+++ EXTRACTED MATERIAL
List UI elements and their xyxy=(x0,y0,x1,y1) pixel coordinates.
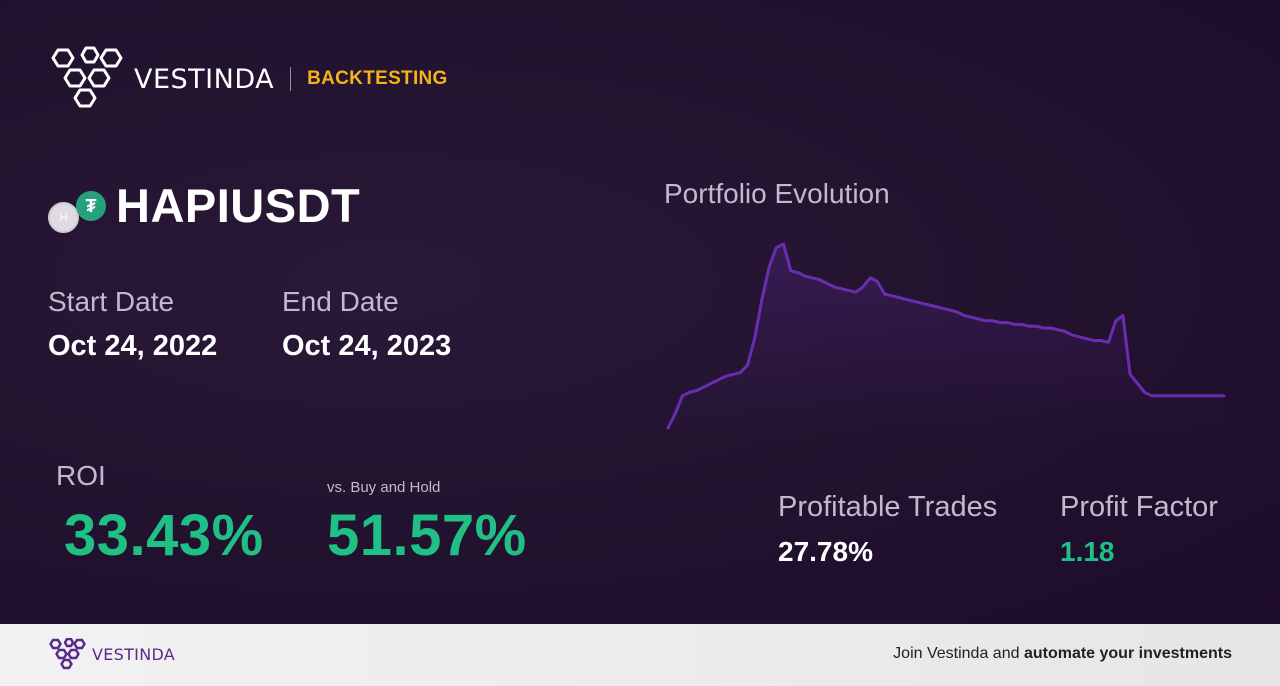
pair-symbol: HAPIUSDT xyxy=(116,179,361,232)
end-date-label: End Date xyxy=(282,286,399,317)
start-date-value: Oct 24, 2022 xyxy=(48,330,218,362)
vestinda-logo-icon xyxy=(49,638,86,670)
start-date-label: Start Date xyxy=(48,286,175,317)
hapi-coin-letter: H xyxy=(59,211,68,224)
portfolio-area xyxy=(668,244,1224,438)
header-divider xyxy=(290,67,292,91)
profit-factor-label: Profit Factor xyxy=(1060,491,1218,523)
roi-value: 33.43% xyxy=(64,503,264,568)
portfolio-line xyxy=(666,242,1226,430)
end-date-value: Oct 24, 2023 xyxy=(282,330,452,362)
roi-label: ROI xyxy=(56,460,106,491)
hapi-coin-icon: H xyxy=(48,202,79,233)
footer-cta-bold: automate your investments xyxy=(1023,645,1232,662)
tether-coin-glyph: ₮ xyxy=(85,195,97,216)
footer-cta[interactable]: Join Vestinda and automate your investme… xyxy=(893,645,1232,663)
footer-brand-name: VESTINDA xyxy=(92,645,176,664)
profit-factor-value: 1.18 xyxy=(1060,536,1115,567)
brand-name: VESTINDA xyxy=(134,63,275,95)
section-tag: BACKTESTING xyxy=(307,68,448,89)
footer-logo[interactable]: VESTINDA xyxy=(48,638,175,671)
footer-bar: VESTINDA Join Vestinda and automate your… xyxy=(0,624,1280,686)
tether-coin-icon: ₮ xyxy=(76,191,106,221)
chart-title: Portfolio Evolution xyxy=(664,178,890,209)
backtest-card: VESTINDA BACKTESTING H ₮ HAPIUSDT Start … xyxy=(0,0,1280,624)
profitable-trades-value: 27.78% xyxy=(778,536,873,567)
portfolio-evolution-chart xyxy=(666,242,1226,438)
footer-cta-prefix: Join Vestinda and xyxy=(893,645,1024,662)
vs-buy-hold-label: vs. Buy and Hold xyxy=(327,479,441,496)
header-logo[interactable]: VESTINDA BACKTESTING xyxy=(48,46,448,112)
profitable-trades-label: Profitable Trades xyxy=(778,491,998,523)
vs-buy-hold-value: 51.57% xyxy=(327,503,527,568)
vestinda-logo-icon xyxy=(51,46,123,108)
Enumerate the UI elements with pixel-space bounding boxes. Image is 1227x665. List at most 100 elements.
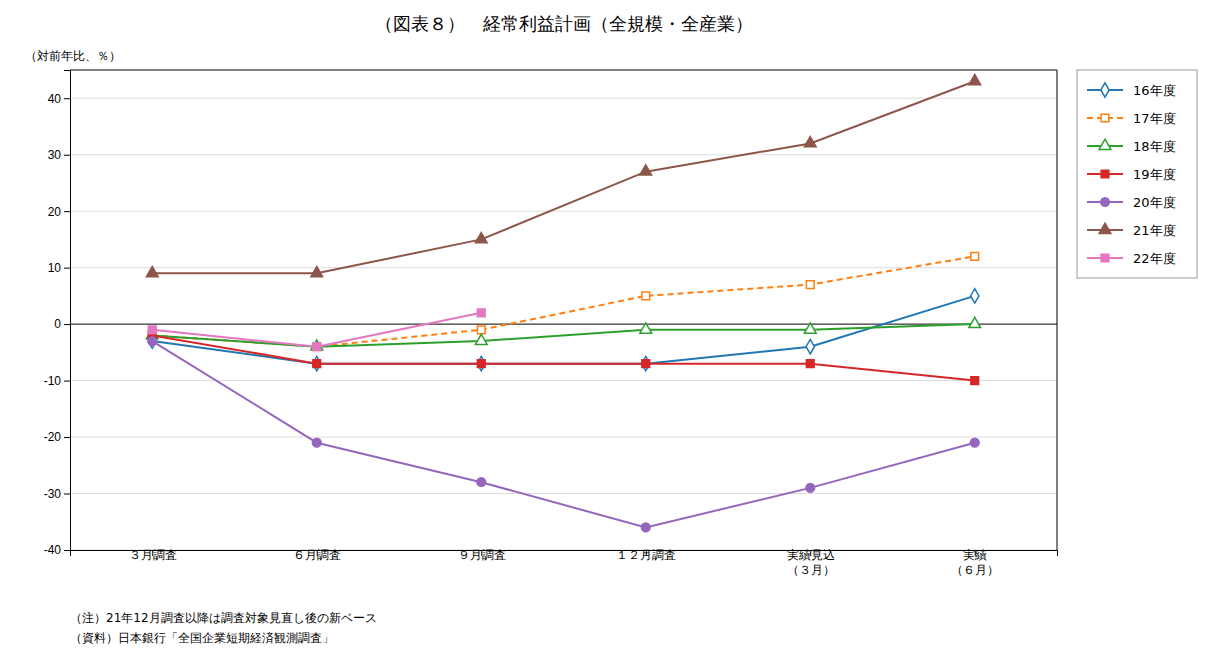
y-tick: -40: [44, 543, 70, 557]
series: [148, 337, 979, 532]
x-tick-label-line: ６月調査: [293, 548, 341, 562]
series: [148, 252, 978, 350]
legend-item: 20年度: [1087, 195, 1176, 210]
y-tick: 10: [48, 261, 70, 275]
legend-label: 22年度: [1133, 251, 1176, 266]
frame-right: [1057, 70, 1058, 550]
series-marker: [475, 334, 487, 344]
legend-marker: [1101, 170, 1109, 178]
plot-area: -40 -30 -20 -10 0 10 20 30 40 ３月調査 ６月調査 ９月調査 １２月調査 実績…: [44, 70, 1058, 577]
legend-marker: [1101, 83, 1109, 97]
x-tick-label: ９月調査: [458, 548, 506, 562]
series-line: [152, 296, 975, 364]
series-marker: [804, 323, 816, 333]
x-tick-label-line: ３月調査: [129, 548, 177, 562]
grid-line: [70, 437, 1057, 438]
x-tick: １２月調査: [616, 548, 676, 562]
legend: 16年度 17年度 18年度 19年度 20年度 21年度 22年度: [1077, 70, 1197, 278]
series-marker: [640, 165, 652, 175]
legend-label: 19年度: [1133, 167, 1176, 182]
series: [148, 289, 979, 371]
series-line: [152, 81, 975, 273]
x-tick: ３月調査: [129, 548, 177, 562]
series-marker: [477, 356, 485, 370]
series-marker: [969, 74, 981, 84]
legend-item: 17年度: [1087, 111, 1176, 126]
series-marker: [477, 326, 485, 334]
series-marker: [806, 339, 814, 353]
x-tick-label: １２月調査: [616, 548, 676, 562]
series-marker: [971, 252, 979, 260]
series-marker: [312, 438, 321, 447]
y-tick-mark: [64, 211, 70, 212]
annotation: （注）21年12月調査以降は調査対象見直し後の新ベース: [70, 611, 377, 625]
series: [148, 332, 978, 385]
series: [146, 317, 980, 350]
y-tick-label: 30: [48, 148, 62, 162]
y-tick-mark: [64, 98, 70, 99]
legend-frame: [1077, 70, 1197, 278]
grid-line: [70, 154, 1057, 155]
y-tick-label: 10: [48, 261, 62, 275]
series-marker: [311, 266, 323, 276]
legend-label: 16年度: [1133, 83, 1176, 98]
legend-label: 21年度: [1133, 223, 1176, 238]
grid: [70, 98, 1057, 550]
x-tick: ９月調査: [458, 548, 506, 562]
series-marker: [971, 377, 979, 385]
legend-item: 21年度: [1087, 223, 1176, 238]
y-tick-mark: [64, 437, 70, 438]
series-marker: [642, 292, 650, 300]
series-marker: [970, 438, 979, 447]
y-tick-label: -20: [44, 430, 62, 444]
y-tick: -30: [44, 487, 70, 501]
y-tick-label: 40: [48, 92, 62, 106]
legend-marker: [1101, 254, 1109, 262]
series-marker: [475, 233, 487, 243]
annotation: （資料）日本銀行「全国企業短期経済観測調査」: [70, 631, 334, 645]
legend-label: 18年度: [1133, 139, 1176, 154]
series-group: [146, 74, 980, 531]
grid-line: [70, 211, 1057, 212]
x-tick-label-line: （３月）: [787, 563, 835, 577]
series-marker: [969, 317, 981, 327]
x-tick: ６月調査: [293, 548, 341, 562]
x-axis-line: [71, 551, 1058, 557]
y-tick-label: -10: [44, 374, 62, 388]
x-tick-label: ６月調査: [293, 548, 341, 562]
series-line: [152, 341, 975, 527]
legend-label: 17年度: [1133, 111, 1176, 126]
series-marker: [313, 343, 321, 351]
series-line: [152, 313, 481, 347]
series-marker: [148, 326, 156, 334]
series-marker: [477, 478, 486, 487]
y-axis-title: （対前年比、％）: [25, 49, 121, 63]
x-tick: 実績（６月）: [951, 548, 999, 577]
y-tick: 40: [48, 92, 70, 106]
series-line: [152, 256, 975, 346]
x-tick-label-line: １２月調査: [616, 548, 676, 562]
x-tick-label-line: ９月調査: [458, 548, 506, 562]
series-marker: [313, 356, 321, 370]
x-tick-label: 実績見込（３月）: [787, 548, 835, 577]
y-axis: -40 -30 -20 -10 0 10 20 30 40: [44, 71, 71, 558]
series-marker: [806, 484, 815, 493]
y-tick-mark: [64, 550, 70, 551]
series-marker: [313, 343, 321, 351]
series-marker: [640, 323, 652, 333]
x-tick-label-line: 実績: [963, 548, 987, 562]
legend-marker: [1101, 198, 1110, 207]
chart: -40 -30 -20 -10 0 10 20 30 40 ３月調査 ６月調査 ９月調査 １２月調査 実績…: [0, 0, 1227, 665]
zero-line: [70, 324, 1057, 325]
y-tick-mark: [64, 494, 70, 495]
y-tick: 0: [54, 317, 70, 331]
legend-marker: [1099, 139, 1111, 149]
series-marker: [477, 309, 485, 317]
grid-line: [70, 493, 1057, 494]
legend-item: 16年度: [1087, 83, 1176, 98]
series-marker: [311, 340, 323, 350]
legend-item: 19年度: [1087, 167, 1176, 182]
series-marker: [146, 266, 158, 276]
legend-item: 22年度: [1087, 251, 1176, 266]
y-tick-label: 20: [48, 205, 62, 219]
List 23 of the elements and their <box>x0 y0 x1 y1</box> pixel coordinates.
++++++
**WHAT THE EXERCISE ASKS**
Return every line of the records above verbatim, omitting the pictures.

**EXERCISE OUTPUT**
List UI elements and their xyxy=(x0,y0,x1,y1) pixel coordinates.
pair-symbol: HAPIUSDT xyxy=(116,179,361,232)
end-date-label: End Date xyxy=(282,286,399,317)
start-date-value: Oct 24, 2022 xyxy=(48,330,218,362)
vestinda-logo-icon xyxy=(49,638,86,670)
start-date-label: Start Date xyxy=(48,286,175,317)
hapi-coin-letter: H xyxy=(59,211,68,224)
portfolio-area xyxy=(668,244,1224,438)
header-divider xyxy=(290,67,292,91)
profit-factor-label: Profit Factor xyxy=(1060,491,1218,523)
roi-value: 33.43% xyxy=(64,503,264,568)
portfolio-line xyxy=(666,242,1226,430)
end-date-value: Oct 24, 2023 xyxy=(282,330,452,362)
roi-label: ROI xyxy=(56,460,106,491)
hapi-coin-icon: H xyxy=(48,202,79,233)
footer-cta-bold: automate your investments xyxy=(1023,645,1232,662)
tether-coin-glyph: ₮ xyxy=(85,195,97,216)
footer-cta[interactable]: Join Vestinda and automate your investme… xyxy=(893,645,1232,663)
footer-brand-name: VESTINDA xyxy=(92,645,176,664)
profit-factor-value: 1.18 xyxy=(1060,536,1115,567)
brand-name: VESTINDA xyxy=(134,63,275,95)
section-tag: BACKTESTING xyxy=(307,68,448,89)
footer-logo[interactable]: VESTINDA xyxy=(48,638,175,671)
footer-bar: VESTINDA Join Vestinda and automate your… xyxy=(0,624,1280,686)
tether-coin-icon: ₮ xyxy=(76,191,106,221)
chart-title: Portfolio Evolution xyxy=(664,178,890,209)
backtest-card: VESTINDA BACKTESTING H ₮ HAPIUSDT Start … xyxy=(0,0,1280,624)
profitable-trades-value: 27.78% xyxy=(778,536,873,567)
portfolio-evolution-chart xyxy=(666,242,1226,438)
footer-cta-prefix: Join Vestinda and xyxy=(893,645,1024,662)
vs-buy-hold-label: vs. Buy and Hold xyxy=(327,479,441,496)
header-logo[interactable]: VESTINDA BACKTESTING xyxy=(48,46,448,112)
profitable-trades-label: Profitable Trades xyxy=(778,491,998,523)
vs-buy-hold-value: 51.57% xyxy=(327,503,527,568)
vestinda-logo-icon xyxy=(51,46,123,108)
Enumerate the UI elements with pixel-space bounding boxes. Image is 1227x665. List at most 100 elements.
y-tick: -40: [44, 543, 70, 557]
series: [148, 337, 979, 532]
x-tick-label-line: ６月調査: [293, 548, 341, 562]
series: [148, 252, 978, 350]
legend-item: 20年度: [1087, 195, 1176, 210]
y-tick: 10: [48, 261, 70, 275]
legend-label: 22年度: [1133, 251, 1176, 266]
frame-right: [1057, 70, 1058, 550]
series-marker: [475, 334, 487, 344]
legend-marker: [1101, 170, 1109, 178]
plot-area: -40 -30 -20 -10 0 10 20 30 40 ３月調査 ６月調査 ９月調査 １２月調査 実績…: [44, 70, 1058, 577]
legend-marker: [1101, 83, 1109, 97]
x-tick-label: ９月調査: [458, 548, 506, 562]
series-line: [152, 296, 975, 364]
series-marker: [804, 323, 816, 333]
x-tick-label-line: ３月調査: [129, 548, 177, 562]
grid-line: [70, 437, 1057, 438]
x-tick: １２月調査: [616, 548, 676, 562]
legend: 16年度 17年度 18年度 19年度 20年度 21年度 22年度: [1077, 70, 1197, 278]
series-marker: [640, 165, 652, 175]
legend-label: 19年度: [1133, 167, 1176, 182]
series: [148, 289, 979, 371]
series-line: [152, 81, 975, 273]
x-tick: ３月調査: [129, 548, 177, 562]
series-marker: [477, 356, 485, 370]
series-marker: [969, 74, 981, 84]
legend-item: 17年度: [1087, 111, 1176, 126]
series-marker: [477, 326, 485, 334]
series-marker: [806, 339, 814, 353]
x-tick-label: １２月調査: [616, 548, 676, 562]
series-marker: [971, 252, 979, 260]
series-marker: [312, 438, 321, 447]
y-tick-mark: [64, 211, 70, 212]
annotation: （注）21年12月調査以降は調査対象見直し後の新ベース: [70, 611, 377, 625]
series: [148, 332, 978, 385]
series: [146, 317, 980, 350]
y-tick-label: 30: [48, 148, 62, 162]
y-tick-mark: [64, 98, 70, 99]
legend-frame: [1077, 70, 1197, 278]
grid-line: [70, 154, 1057, 155]
y-tick-label: 10: [48, 261, 62, 275]
series-marker: [311, 266, 323, 276]
legend-label: 16年度: [1133, 83, 1176, 98]
legend-label: 21年度: [1133, 223, 1176, 238]
grid: [70, 98, 1057, 550]
x-tick: ９月調査: [458, 548, 506, 562]
series-marker: [971, 377, 979, 385]
legend-item: 21年度: [1087, 223, 1176, 238]
y-tick-mark: [64, 437, 70, 438]
series-marker: [642, 292, 650, 300]
series-marker: [970, 438, 979, 447]
y-tick-label: -20: [44, 430, 62, 444]
y-tick: -30: [44, 487, 70, 501]
y-tick-label: 40: [48, 92, 62, 106]
legend-marker: [1101, 254, 1109, 262]
series-marker: [475, 233, 487, 243]
annotation: （資料）日本銀行「全国企業短期経済観測調査」: [70, 631, 334, 645]
legend-label: 18年度: [1133, 139, 1176, 154]
series-group: [146, 74, 980, 531]
grid-line: [70, 211, 1057, 212]
x-tick-label-line: （３月）: [787, 563, 835, 577]
series-marker: [969, 317, 981, 327]
x-tick: ６月調査: [293, 548, 341, 562]
x-axis-line: [71, 551, 1058, 557]
y-tick-label: -10: [44, 374, 62, 388]
x-tick-label: ６月調査: [293, 548, 341, 562]
series-line: [152, 341, 975, 527]
legend-label: 17年度: [1133, 111, 1176, 126]
series-marker: [313, 343, 321, 351]
series-line: [152, 313, 481, 347]
series-marker: [148, 326, 156, 334]
series-marker: [477, 478, 486, 487]
y-axis-title: （対前年比、％）: [25, 49, 121, 63]
x-tick: 実績（６月）: [951, 548, 999, 577]
y-tick: 40: [48, 92, 70, 106]
series-line: [152, 256, 975, 346]
x-tick-label-line: １２月調査: [616, 548, 676, 562]
x-tick-label-line: ９月調査: [458, 548, 506, 562]
series-marker: [313, 356, 321, 370]
x-tick-label: 実績見込（３月）: [787, 548, 835, 577]
y-axis: -40 -30 -20 -10 0 10 20 30 40: [44, 71, 71, 558]
series-marker: [806, 484, 815, 493]
y-tick-mark: [64, 550, 70, 551]
series-marker: [313, 343, 321, 351]
series-marker: [640, 323, 652, 333]
x-tick-label-line: 実績: [963, 548, 987, 562]
legend-marker: [1101, 198, 1110, 207]
chart: -40 -30 -20 -10 0 10 20 30 40 ３月調査 ６月調査 ９月調査 １２月調査 実績…: [0, 0, 1227, 665]
zero-line: [70, 324, 1057, 325]
y-tick-mark: [64, 494, 70, 495]
y-tick: 0: [54, 317, 70, 331]
legend-marker: [1099, 139, 1111, 149]
series-marker: [477, 309, 485, 317]
grid-line: [70, 493, 1057, 494]
legend-item: 16年度: [1087, 83, 1176, 98]
series-marker: [311, 340, 323, 350]
legend-item: 19年度: [1087, 167, 1176, 182]
series-marker: [146, 266, 158, 276]
legend-item: 22年度: [1087, 251, 1176, 266]
y-tick-label: 20: [48, 205, 62, 219]
List 23 of the elements and their <box>x0 y0 x1 y1</box> pixel coordinates.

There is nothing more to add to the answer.